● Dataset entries
---
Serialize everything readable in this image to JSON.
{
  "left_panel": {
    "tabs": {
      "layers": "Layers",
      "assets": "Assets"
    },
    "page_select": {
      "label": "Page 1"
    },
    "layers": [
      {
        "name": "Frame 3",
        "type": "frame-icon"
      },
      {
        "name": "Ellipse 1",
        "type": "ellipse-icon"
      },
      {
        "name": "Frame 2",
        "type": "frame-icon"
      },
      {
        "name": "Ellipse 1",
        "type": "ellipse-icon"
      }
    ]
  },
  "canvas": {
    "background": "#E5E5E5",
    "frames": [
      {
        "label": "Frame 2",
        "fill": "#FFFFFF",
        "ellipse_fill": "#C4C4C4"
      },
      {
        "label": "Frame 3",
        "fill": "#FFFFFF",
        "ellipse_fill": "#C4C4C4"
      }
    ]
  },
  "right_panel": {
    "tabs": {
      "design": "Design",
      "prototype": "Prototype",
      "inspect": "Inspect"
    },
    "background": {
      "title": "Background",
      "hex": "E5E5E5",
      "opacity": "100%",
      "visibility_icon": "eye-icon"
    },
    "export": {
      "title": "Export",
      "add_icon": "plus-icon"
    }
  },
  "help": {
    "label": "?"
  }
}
---
Select every line of the records holding the string "label".

      "label": "Page 1"
        "label": "Frame 2",
        "label": "Frame 3",
    "label": "?"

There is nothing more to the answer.